* start *

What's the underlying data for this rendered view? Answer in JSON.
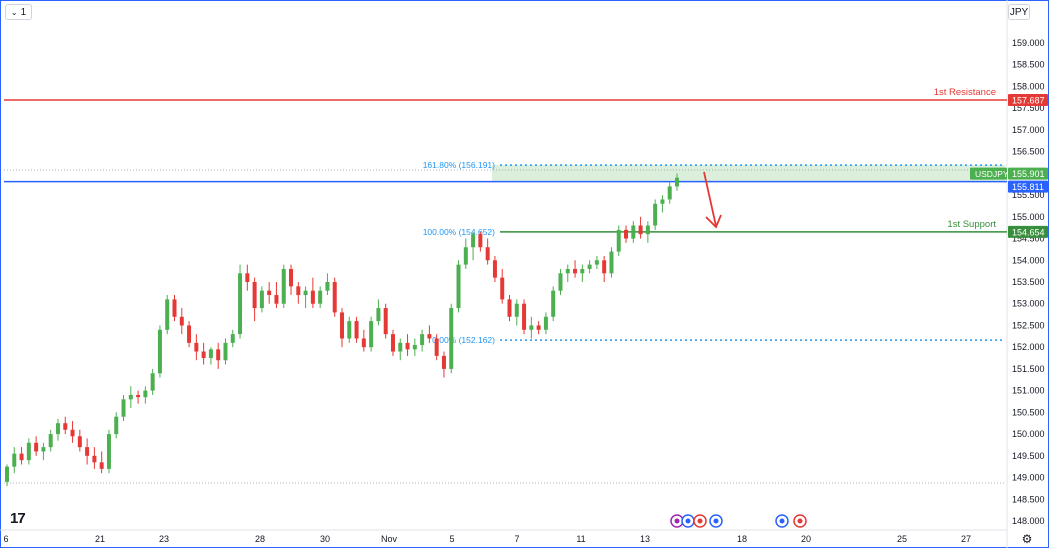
{
  "toolbar": {
    "interval_label": "1",
    "currency_label": "JPY"
  },
  "brand": {
    "logo_text": "17"
  },
  "colors": {
    "up": "#4caf50",
    "down": "#e53935",
    "resistance": "#e53935",
    "support": "#388e3c",
    "price_line": "#2962ff",
    "fib": "#2196f3",
    "axis_text": "#131722",
    "arrow": "#e53935"
  },
  "icons": [
    "chevron-down-icon",
    "gear-icon",
    "event-flag-icon"
  ],
  "chart_data": {
    "type": "candlestick",
    "symbol": "USDJPY",
    "price_axis": {
      "min": 148.0,
      "max": 159.0,
      "ticks": [
        "159.000",
        "158.500",
        "158.000",
        "157.500",
        "157.000",
        "156.500",
        "156.000",
        "155.500",
        "155.000",
        "154.500",
        "154.000",
        "153.500",
        "153.000",
        "152.500",
        "152.000",
        "151.500",
        "151.000",
        "150.500",
        "150.000",
        "149.500",
        "149.000",
        "148.500",
        "148.000"
      ]
    },
    "time_axis": {
      "labels": [
        "6",
        "21",
        "23",
        "28",
        "30",
        "Nov",
        "5",
        "7",
        "11",
        "13",
        "18",
        "20",
        "25",
        "27"
      ]
    },
    "levels": [
      {
        "label": "1st Resistance",
        "value": 157.687,
        "value_text": "157.687",
        "kind": "resistance"
      },
      {
        "label": "1st Support",
        "value": 154.654,
        "value_text": "154.654",
        "kind": "support"
      }
    ],
    "last_price": {
      "symbol": "USDJPY",
      "value": 155.901,
      "value_text": "155.901"
    },
    "price_line": {
      "value": 155.811,
      "value_text": "155.811"
    },
    "fibonacci": [
      {
        "label": "161.80% (156.191)",
        "value": 156.191
      },
      {
        "label": "100.00% (154.652)",
        "value": 154.652
      },
      {
        "label": "0.00% (152.162)",
        "value": 152.162
      }
    ],
    "annotation": "bearish arrow from ~155.8 toward 154.7",
    "candles": [
      [
        148.9,
        149.3,
        148.8,
        149.25
      ],
      [
        149.25,
        149.7,
        149.1,
        149.55
      ],
      [
        149.55,
        149.7,
        149.3,
        149.4
      ],
      [
        149.4,
        149.9,
        149.3,
        149.8
      ],
      [
        149.8,
        149.95,
        149.5,
        149.6
      ],
      [
        149.6,
        149.8,
        149.4,
        149.7
      ],
      [
        149.7,
        150.1,
        149.6,
        150.0
      ],
      [
        150.0,
        150.35,
        149.85,
        150.25
      ],
      [
        150.25,
        150.4,
        150.0,
        150.1
      ],
      [
        150.1,
        150.3,
        149.8,
        149.95
      ],
      [
        149.95,
        150.1,
        149.6,
        149.7
      ],
      [
        149.7,
        149.9,
        149.3,
        149.5
      ],
      [
        149.5,
        149.7,
        149.2,
        149.35
      ],
      [
        149.35,
        149.6,
        149.1,
        149.2
      ],
      [
        149.2,
        150.1,
        149.1,
        150.0
      ],
      [
        150.0,
        150.5,
        149.9,
        150.4
      ],
      [
        150.4,
        150.9,
        150.3,
        150.8
      ],
      [
        150.8,
        151.1,
        150.6,
        150.9
      ],
      [
        150.9,
        151.0,
        150.7,
        150.85
      ],
      [
        150.85,
        151.1,
        150.7,
        151.0
      ],
      [
        151.0,
        151.5,
        150.9,
        151.4
      ],
      [
        151.4,
        152.5,
        151.3,
        152.4
      ],
      [
        152.4,
        153.2,
        152.3,
        153.1
      ],
      [
        153.1,
        153.2,
        152.6,
        152.7
      ],
      [
        152.7,
        152.9,
        152.3,
        152.5
      ],
      [
        152.5,
        152.6,
        152.0,
        152.1
      ],
      [
        152.1,
        152.3,
        151.7,
        151.9
      ],
      [
        151.9,
        152.1,
        151.6,
        151.75
      ],
      [
        151.75,
        152.0,
        151.6,
        151.95
      ],
      [
        151.95,
        152.1,
        151.5,
        151.7
      ],
      [
        151.7,
        152.2,
        151.6,
        152.1
      ],
      [
        152.1,
        152.4,
        152.0,
        152.3
      ],
      [
        152.3,
        153.9,
        152.2,
        153.7
      ],
      [
        153.7,
        153.9,
        153.3,
        153.5
      ],
      [
        153.5,
        153.6,
        152.6,
        152.9
      ],
      [
        152.9,
        153.4,
        152.8,
        153.3
      ],
      [
        153.3,
        153.5,
        153.0,
        153.2
      ],
      [
        153.2,
        153.5,
        152.9,
        153.0
      ],
      [
        153.0,
        153.9,
        152.9,
        153.8
      ],
      [
        153.8,
        153.9,
        153.2,
        153.4
      ],
      [
        153.4,
        153.5,
        153.0,
        153.2
      ],
      [
        153.2,
        153.4,
        152.9,
        153.3
      ],
      [
        153.3,
        153.6,
        152.9,
        153.0
      ],
      [
        153.0,
        153.4,
        152.9,
        153.3
      ],
      [
        153.3,
        153.7,
        153.2,
        153.5
      ],
      [
        153.5,
        153.6,
        152.7,
        152.8
      ],
      [
        152.8,
        152.9,
        152.0,
        152.2
      ],
      [
        152.2,
        152.7,
        152.1,
        152.6
      ],
      [
        152.6,
        152.7,
        152.1,
        152.2
      ],
      [
        152.2,
        152.4,
        151.9,
        152.0
      ],
      [
        152.0,
        152.7,
        151.9,
        152.6
      ],
      [
        152.6,
        153.1,
        152.5,
        152.9
      ],
      [
        152.9,
        153.0,
        152.2,
        152.3
      ],
      [
        152.3,
        152.4,
        151.8,
        151.9
      ],
      [
        151.9,
        152.2,
        151.7,
        152.1
      ],
      [
        152.1,
        152.3,
        151.8,
        151.95
      ],
      [
        151.95,
        152.2,
        151.8,
        152.05
      ],
      [
        152.05,
        152.4,
        151.9,
        152.3
      ],
      [
        152.3,
        152.5,
        152.1,
        152.2
      ],
      [
        152.2,
        152.3,
        151.7,
        151.8
      ],
      [
        151.8,
        151.9,
        151.3,
        151.5
      ],
      [
        151.5,
        153.0,
        151.4,
        152.9
      ],
      [
        152.9,
        154.0,
        152.8,
        153.9
      ],
      [
        153.9,
        154.5,
        153.8,
        154.3
      ],
      [
        154.3,
        154.65,
        154.0,
        154.6
      ],
      [
        154.6,
        154.65,
        154.2,
        154.3
      ],
      [
        154.3,
        154.5,
        153.9,
        154.0
      ],
      [
        154.0,
        154.1,
        153.5,
        153.6
      ],
      [
        153.6,
        153.8,
        153.0,
        153.1
      ],
      [
        153.1,
        153.2,
        152.6,
        152.7
      ],
      [
        152.7,
        153.1,
        152.5,
        153.0
      ],
      [
        153.0,
        153.1,
        152.3,
        152.4
      ],
      [
        152.4,
        152.7,
        152.2,
        152.5
      ],
      [
        152.5,
        152.6,
        152.3,
        152.4
      ],
      [
        152.4,
        152.8,
        152.3,
        152.7
      ],
      [
        152.7,
        153.4,
        152.6,
        153.3
      ],
      [
        153.3,
        153.8,
        153.2,
        153.7
      ],
      [
        153.7,
        153.9,
        153.5,
        153.8
      ],
      [
        153.8,
        154.0,
        153.6,
        153.7
      ],
      [
        153.7,
        153.9,
        153.5,
        153.8
      ],
      [
        153.8,
        154.0,
        153.7,
        153.9
      ],
      [
        153.9,
        154.1,
        153.8,
        154.0
      ],
      [
        154.0,
        154.1,
        153.5,
        153.7
      ],
      [
        153.7,
        154.3,
        153.6,
        154.2
      ],
      [
        154.2,
        154.8,
        154.1,
        154.7
      ],
      [
        154.7,
        154.8,
        154.4,
        154.5
      ],
      [
        154.5,
        154.9,
        154.4,
        154.8
      ],
      [
        154.8,
        155.0,
        154.5,
        154.6
      ],
      [
        154.6,
        154.9,
        154.4,
        154.8
      ],
      [
        154.8,
        155.4,
        154.7,
        155.3
      ],
      [
        155.3,
        155.5,
        155.1,
        155.4
      ],
      [
        155.4,
        155.8,
        155.3,
        155.7
      ],
      [
        155.7,
        156.0,
        155.6,
        155.9
      ]
    ],
    "event_markers": [
      {
        "label": "flag",
        "color": "#9c27b0",
        "date_index": 0
      },
      {
        "label": "flag",
        "color": "#2962ff",
        "date_index": 1
      },
      {
        "label": "flag",
        "color": "#e53935",
        "date_index": 2
      },
      {
        "label": "flag",
        "color": "#2962ff",
        "date_index": 3
      },
      {
        "label": "flag",
        "color": "#2962ff",
        "date_index": 4
      },
      {
        "label": "flag",
        "color": "#e53935",
        "date_index": 5
      }
    ]
  }
}
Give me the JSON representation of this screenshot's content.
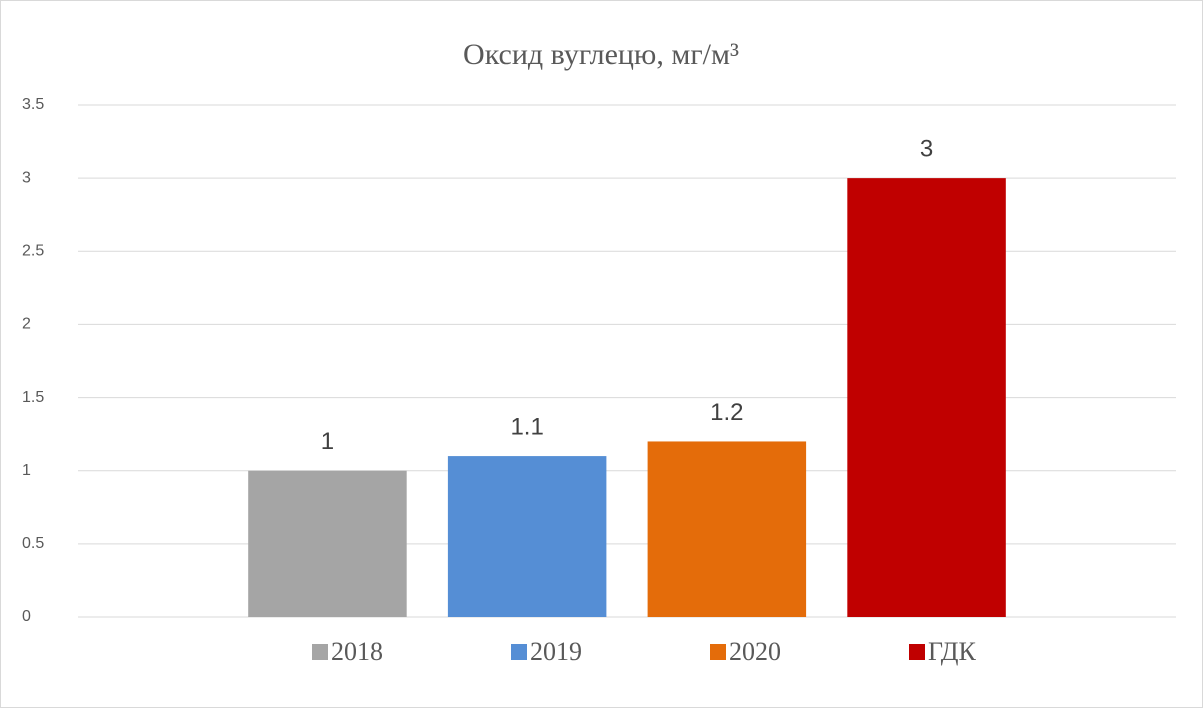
{
  "chart_data": {
    "type": "bar",
    "title": "Оксид вуглецю, мг/м³",
    "categories": [
      null
    ],
    "series": [
      {
        "name": "2018",
        "color": "#a5a5a5",
        "values": [
          1
        ]
      },
      {
        "name": "2019",
        "color": "#558ed5",
        "values": [
          1.1
        ]
      },
      {
        "name": "2020",
        "color": "#e46c0a",
        "values": [
          1.2
        ]
      },
      {
        "name": "ГДК",
        "color": "#c00000",
        "values": [
          3
        ]
      }
    ],
    "ylim": [
      0,
      3.5
    ],
    "yticks": [
      0,
      0.5,
      1,
      1.5,
      2,
      2.5,
      3,
      3.5
    ],
    "grid": true,
    "legend": "bottom"
  }
}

* end *

REQUIREMENT
Your task is to retype the lines running from the one that contains "Give me the" through the end of the records, and nothing else. Pictures are not part of the copy.

RIGHT ANSWER
Give me the JSON representation of this screenshot's content.
{
  "chart_data": {
    "type": "bar",
    "title": "Оксид вуглецю, мг/м³",
    "categories": [
      null
    ],
    "series": [
      {
        "name": "2018",
        "color": "#a5a5a5",
        "values": [
          1
        ]
      },
      {
        "name": "2019",
        "color": "#558ed5",
        "values": [
          1.1
        ]
      },
      {
        "name": "2020",
        "color": "#e46c0a",
        "values": [
          1.2
        ]
      },
      {
        "name": "ГДК",
        "color": "#c00000",
        "values": [
          3
        ]
      }
    ],
    "ylim": [
      0,
      3.5
    ],
    "yticks": [
      0,
      0.5,
      1,
      1.5,
      2,
      2.5,
      3,
      3.5
    ],
    "grid": true,
    "legend": "bottom"
  }
}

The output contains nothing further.